§ **INSTRUÇÕES DA TAREFA**: Liste todos os tipos de discurso de ódio que, segundo o trecho do documento, são estudados pelo grupo de trabalho.
== TRECHO DO DOCUMENTO
O que fazer? Ensino integral de qualidade. Vai acabar com o problema? Não, mas isso é o que a gente pode fazer imediatamente, é o que a gente deve fazer, a gente está atrasado nisso.
Você integra o Grupo de Trabalho sobre discursos de ódio, que foi criado pelo governo federal. Como andam essas conversas e o que esperar como resolução desses trabalhos?
Olha, é uma tarefa que eu recebi com muita honra e orgulho, um tremendo reconhecimento fazer parte desse grupo. São 34 pessoas de diversas áreas, de direitos humanos, comunicação, antropologia, liderado pelo Camilo [Onoda Caldas], pela Manuela D’ávila, e que tem como tarefa uma coisa relativamente simples, que é definir o conceito de discurso de ódio – e que, curiosamente, não é fácil de fazer – e produzir uma definição que implique em estratégias de enfrentamento.
É uma conversa muito interessante, de altíssima qualidade. Tem pessoas realmente dedicadíssimas a essa matéria, então a gente estuda o discurso de ódio religioso, racial, étnico, de gênero, de orientação sexual. É um mapa muito diversificado e concentrado nessa tarefa, e que a gente tem sido atravessado, de certa forma, pela realidade. Porque começamos isso no começo desse ano e tivemos que lidar com o ataque às escolas, depois tivemos que lidar com o PL das Fake News, parece que o assunto está batendo à nossa porta a cada reunião.
Se a gente fosse pegar assim a crônica do cotidiano, ela poderia pautar as nossas reuniões. E que são reuniões assim: três horas por semana, intensas, com relatórios, pareceres, etc. E que, bom, a gente constata coisas assim, um pouco primitivas, do tipo: não tem uma delegacia, não tem um procedimento, não tem institucionalidade para você lidar com o discurso de ódio hoje no país.
Se você é vítima – a gente tem vítimas ali entre os membros, pessoas que dão depoimentos, principalmente de discurso de ódio digital – você vê a miséria de recursos institucionais para enfrentar isso. A quem você recorre, como que a gente – a gente tem uma orientação não punitivista – vai tratar processos como reparação, esquecimento, liberdade de expressão, como você vai traduzir isso em práticas concretas que hoje, bom, não tem zero regulamentação.
Até mesmo o bullying. Acontece um conflito dentro da escola, o que você faz? Chama os pais, chama o especialista? É a criação de uma cultura, é o reforço de uma educação em direitos humanos – a gente estava falando disso agora há pouco. Onde é que está essa pauta nas escolas? Será que ela tem que vir de fora? O que as grandes empresas de tecnologia têm a ver com isso? Será que elas não deviam se encarregar de… “olha, vocês estão mediando discurso de ódio, como é que vocês reparam isso? Investem em educação para direitos humanos? Investe em práticas de reparação, arbitragem, mediação dentro da escola?”.
Para que isso se torne, de fato, uma situação de aprendizagem, uma situação de transformação paradigmática para todos os envolvidos. Por que a gente tem efeitos e práticas como o cancelamento, o julgamento perpétuo? Porque ninguém opina nada sobre essa matéria e a gente, de fato, não tem estratégias de enfrentamento. Então, uma proposta desse grupo é, de criar uma política pública que possa, inclusive, colocar o Brasil nessa conversa, porque outros países estão discutindo isso há muito tempo. Nós, assim, parece que acordamos agora, ou agora nos é permitido olhar para isso como um problema que demanda trabalho continuado e formação de políticas públicas.
====
== DADOS PARA ANÁLISE
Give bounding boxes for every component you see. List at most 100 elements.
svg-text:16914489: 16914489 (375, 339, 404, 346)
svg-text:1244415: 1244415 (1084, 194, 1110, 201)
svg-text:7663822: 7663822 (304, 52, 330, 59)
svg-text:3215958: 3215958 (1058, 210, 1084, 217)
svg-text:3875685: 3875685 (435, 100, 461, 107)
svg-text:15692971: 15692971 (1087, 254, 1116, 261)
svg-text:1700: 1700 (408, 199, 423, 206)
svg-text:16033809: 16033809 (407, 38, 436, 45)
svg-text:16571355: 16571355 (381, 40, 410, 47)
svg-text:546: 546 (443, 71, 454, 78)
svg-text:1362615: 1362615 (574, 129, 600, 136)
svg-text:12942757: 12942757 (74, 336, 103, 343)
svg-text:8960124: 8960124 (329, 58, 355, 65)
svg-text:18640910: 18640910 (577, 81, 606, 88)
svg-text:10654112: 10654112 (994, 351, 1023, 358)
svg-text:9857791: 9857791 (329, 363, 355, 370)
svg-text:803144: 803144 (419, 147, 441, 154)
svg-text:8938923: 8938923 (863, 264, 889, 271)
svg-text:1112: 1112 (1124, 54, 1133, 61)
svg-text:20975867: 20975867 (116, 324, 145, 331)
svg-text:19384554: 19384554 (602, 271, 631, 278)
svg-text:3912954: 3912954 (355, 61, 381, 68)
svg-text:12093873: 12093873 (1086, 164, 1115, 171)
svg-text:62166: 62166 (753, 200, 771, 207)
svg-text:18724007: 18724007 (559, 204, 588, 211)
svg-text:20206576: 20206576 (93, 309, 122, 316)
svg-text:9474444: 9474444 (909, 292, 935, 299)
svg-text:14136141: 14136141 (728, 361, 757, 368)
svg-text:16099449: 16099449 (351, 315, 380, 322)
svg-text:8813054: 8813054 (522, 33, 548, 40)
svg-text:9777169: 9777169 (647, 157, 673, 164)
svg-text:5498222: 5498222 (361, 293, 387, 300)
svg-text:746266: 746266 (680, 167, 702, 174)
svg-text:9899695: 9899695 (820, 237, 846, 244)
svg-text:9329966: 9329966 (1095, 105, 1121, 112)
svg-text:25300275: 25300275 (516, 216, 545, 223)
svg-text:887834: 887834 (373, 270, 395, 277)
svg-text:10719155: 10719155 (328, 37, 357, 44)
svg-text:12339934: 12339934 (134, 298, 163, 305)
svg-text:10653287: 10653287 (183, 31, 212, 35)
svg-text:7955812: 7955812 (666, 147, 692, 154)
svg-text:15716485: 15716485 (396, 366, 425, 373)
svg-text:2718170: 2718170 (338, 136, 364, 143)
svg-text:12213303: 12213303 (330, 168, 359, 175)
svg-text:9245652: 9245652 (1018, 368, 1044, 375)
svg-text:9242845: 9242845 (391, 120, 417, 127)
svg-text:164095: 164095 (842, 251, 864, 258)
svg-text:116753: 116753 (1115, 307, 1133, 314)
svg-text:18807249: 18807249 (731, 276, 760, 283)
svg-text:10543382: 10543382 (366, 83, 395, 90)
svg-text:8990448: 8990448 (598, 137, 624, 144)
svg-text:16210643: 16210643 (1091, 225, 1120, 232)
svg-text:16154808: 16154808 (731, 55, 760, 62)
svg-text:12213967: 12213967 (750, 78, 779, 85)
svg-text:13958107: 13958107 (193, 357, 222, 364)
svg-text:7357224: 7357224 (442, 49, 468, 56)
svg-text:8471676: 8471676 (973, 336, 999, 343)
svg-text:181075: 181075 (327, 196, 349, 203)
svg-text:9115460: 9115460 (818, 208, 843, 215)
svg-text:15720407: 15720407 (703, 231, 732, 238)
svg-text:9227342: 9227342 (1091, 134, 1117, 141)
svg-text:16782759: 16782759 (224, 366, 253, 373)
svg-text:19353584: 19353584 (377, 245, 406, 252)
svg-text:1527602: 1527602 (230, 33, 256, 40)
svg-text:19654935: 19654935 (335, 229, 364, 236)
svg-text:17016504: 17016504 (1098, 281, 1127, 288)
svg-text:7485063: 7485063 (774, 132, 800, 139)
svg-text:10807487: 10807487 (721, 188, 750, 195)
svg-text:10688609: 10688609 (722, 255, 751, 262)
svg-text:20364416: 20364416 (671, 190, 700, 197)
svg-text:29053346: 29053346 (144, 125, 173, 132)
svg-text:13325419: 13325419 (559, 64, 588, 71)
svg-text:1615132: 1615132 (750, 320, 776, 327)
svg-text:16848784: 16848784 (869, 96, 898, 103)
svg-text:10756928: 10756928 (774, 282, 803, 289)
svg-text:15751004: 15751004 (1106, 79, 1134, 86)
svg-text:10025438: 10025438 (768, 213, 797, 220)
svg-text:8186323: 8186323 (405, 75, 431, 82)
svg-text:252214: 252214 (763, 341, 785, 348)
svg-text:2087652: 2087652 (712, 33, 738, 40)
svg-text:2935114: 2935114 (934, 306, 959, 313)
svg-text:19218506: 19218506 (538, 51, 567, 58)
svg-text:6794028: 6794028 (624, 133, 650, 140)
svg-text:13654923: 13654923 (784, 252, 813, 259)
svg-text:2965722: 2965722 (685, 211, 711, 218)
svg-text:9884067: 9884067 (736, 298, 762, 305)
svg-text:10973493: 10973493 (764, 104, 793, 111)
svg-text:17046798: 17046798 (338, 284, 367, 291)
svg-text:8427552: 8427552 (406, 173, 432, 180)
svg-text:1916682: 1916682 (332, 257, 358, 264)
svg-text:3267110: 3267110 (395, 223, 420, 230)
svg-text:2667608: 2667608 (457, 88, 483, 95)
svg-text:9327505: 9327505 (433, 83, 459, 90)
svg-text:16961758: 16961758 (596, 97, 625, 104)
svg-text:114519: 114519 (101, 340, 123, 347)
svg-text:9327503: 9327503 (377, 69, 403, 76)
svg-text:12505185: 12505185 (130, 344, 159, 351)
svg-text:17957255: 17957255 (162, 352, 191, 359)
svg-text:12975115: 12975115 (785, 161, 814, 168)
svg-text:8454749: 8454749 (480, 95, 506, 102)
====
§ **RESPOSTA ESPERADA**:
- religioso
- racial
- étnico
- de gênero
- de orientação sexual